Problem statement
Scan the entries below. List each line with "will".

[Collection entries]
• • • •

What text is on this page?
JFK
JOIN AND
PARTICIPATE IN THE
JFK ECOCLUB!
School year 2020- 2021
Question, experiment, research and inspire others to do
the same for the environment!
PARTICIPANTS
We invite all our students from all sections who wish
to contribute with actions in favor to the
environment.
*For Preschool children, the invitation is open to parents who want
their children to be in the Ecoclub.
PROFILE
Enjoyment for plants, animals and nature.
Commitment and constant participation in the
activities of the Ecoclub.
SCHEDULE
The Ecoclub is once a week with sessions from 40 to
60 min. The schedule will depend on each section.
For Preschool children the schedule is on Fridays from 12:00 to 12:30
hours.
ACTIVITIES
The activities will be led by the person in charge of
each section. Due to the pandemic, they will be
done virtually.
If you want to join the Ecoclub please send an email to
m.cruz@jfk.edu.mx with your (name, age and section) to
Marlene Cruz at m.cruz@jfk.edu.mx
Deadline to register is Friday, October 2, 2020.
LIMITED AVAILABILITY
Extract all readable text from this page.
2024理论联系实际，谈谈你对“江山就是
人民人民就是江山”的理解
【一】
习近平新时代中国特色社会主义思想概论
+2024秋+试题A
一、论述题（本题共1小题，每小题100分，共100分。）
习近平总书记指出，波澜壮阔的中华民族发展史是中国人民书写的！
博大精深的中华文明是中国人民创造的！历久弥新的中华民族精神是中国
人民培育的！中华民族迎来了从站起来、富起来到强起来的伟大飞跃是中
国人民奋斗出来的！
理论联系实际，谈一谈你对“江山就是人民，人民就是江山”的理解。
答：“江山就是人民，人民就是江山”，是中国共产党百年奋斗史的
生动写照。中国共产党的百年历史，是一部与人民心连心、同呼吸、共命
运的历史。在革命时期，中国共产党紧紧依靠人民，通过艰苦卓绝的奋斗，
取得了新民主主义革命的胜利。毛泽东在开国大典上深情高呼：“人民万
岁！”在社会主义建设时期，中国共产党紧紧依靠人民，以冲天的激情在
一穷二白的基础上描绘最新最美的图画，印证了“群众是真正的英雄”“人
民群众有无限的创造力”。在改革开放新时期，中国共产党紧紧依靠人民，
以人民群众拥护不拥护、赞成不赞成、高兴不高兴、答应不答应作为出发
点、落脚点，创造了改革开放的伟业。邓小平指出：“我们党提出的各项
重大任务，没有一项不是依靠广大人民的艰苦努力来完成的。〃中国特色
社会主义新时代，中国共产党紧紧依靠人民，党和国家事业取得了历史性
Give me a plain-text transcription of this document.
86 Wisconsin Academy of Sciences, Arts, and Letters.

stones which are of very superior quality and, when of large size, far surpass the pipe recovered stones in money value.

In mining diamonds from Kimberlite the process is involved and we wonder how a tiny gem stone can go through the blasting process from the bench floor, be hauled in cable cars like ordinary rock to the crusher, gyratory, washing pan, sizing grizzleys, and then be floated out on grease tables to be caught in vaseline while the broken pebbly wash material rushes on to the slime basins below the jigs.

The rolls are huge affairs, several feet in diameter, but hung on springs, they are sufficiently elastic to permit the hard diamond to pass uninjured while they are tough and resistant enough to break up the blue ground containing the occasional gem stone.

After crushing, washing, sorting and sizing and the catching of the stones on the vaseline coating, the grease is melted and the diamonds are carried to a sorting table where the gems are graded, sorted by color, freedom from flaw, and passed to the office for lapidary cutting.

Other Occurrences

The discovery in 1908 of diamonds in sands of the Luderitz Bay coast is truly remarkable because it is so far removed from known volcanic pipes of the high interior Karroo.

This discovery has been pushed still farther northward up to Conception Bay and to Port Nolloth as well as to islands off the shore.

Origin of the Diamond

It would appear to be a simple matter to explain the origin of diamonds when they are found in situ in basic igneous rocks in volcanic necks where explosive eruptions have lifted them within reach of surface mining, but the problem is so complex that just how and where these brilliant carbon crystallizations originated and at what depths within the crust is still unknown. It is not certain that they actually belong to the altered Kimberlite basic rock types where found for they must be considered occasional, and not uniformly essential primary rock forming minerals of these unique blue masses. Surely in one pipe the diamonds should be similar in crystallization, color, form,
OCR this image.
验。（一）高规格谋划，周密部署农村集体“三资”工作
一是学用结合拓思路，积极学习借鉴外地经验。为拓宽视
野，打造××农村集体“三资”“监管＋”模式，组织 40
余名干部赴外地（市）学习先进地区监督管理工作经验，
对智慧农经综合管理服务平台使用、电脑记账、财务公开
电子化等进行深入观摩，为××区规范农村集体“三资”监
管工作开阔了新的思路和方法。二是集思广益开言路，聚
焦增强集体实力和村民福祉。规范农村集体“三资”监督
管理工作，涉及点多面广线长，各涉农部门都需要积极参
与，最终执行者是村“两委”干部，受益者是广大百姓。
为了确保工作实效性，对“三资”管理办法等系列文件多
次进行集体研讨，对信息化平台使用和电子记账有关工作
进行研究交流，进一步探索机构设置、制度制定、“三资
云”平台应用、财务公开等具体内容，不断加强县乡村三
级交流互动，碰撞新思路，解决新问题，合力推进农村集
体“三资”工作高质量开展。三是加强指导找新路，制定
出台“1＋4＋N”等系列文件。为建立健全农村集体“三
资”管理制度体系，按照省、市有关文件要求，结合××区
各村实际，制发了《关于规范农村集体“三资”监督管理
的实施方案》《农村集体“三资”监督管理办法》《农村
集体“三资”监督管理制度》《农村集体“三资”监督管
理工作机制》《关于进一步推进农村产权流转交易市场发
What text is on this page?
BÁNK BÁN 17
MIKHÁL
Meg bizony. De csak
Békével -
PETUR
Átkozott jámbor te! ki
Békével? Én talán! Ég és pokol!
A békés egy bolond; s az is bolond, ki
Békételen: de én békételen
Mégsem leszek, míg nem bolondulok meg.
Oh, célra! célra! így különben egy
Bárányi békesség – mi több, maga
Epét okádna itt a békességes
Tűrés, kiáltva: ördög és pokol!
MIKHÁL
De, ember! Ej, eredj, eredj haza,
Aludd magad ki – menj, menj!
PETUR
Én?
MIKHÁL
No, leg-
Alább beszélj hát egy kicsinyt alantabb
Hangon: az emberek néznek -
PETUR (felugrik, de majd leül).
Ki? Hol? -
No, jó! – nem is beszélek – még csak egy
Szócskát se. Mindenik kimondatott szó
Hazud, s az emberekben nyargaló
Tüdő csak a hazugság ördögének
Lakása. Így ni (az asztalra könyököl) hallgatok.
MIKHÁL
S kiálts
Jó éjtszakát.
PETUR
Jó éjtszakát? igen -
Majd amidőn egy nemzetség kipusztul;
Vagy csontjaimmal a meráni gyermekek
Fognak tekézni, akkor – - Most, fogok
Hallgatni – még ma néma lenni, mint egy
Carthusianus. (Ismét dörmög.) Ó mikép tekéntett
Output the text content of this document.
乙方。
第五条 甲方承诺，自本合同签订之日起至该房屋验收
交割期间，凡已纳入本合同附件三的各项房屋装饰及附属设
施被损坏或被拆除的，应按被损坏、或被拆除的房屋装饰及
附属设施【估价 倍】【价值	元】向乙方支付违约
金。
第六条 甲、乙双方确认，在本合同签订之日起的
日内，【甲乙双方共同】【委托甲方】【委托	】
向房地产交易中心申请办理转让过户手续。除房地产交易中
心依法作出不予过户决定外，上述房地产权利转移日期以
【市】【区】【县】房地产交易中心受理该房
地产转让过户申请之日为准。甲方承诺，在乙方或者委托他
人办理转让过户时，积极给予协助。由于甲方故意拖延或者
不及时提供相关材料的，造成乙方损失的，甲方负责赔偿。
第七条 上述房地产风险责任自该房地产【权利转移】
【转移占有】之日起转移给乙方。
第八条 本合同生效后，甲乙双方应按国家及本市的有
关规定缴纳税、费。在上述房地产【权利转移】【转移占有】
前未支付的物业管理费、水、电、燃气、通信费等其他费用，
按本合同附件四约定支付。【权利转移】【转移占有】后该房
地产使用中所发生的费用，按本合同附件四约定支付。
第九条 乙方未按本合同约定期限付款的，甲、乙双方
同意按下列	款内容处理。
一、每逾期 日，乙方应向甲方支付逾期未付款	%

• • • •

Answer
60 min. The schedule will depend on each section.
The activities will be led by the person in charge of
each section. Due to the pandemic, they will be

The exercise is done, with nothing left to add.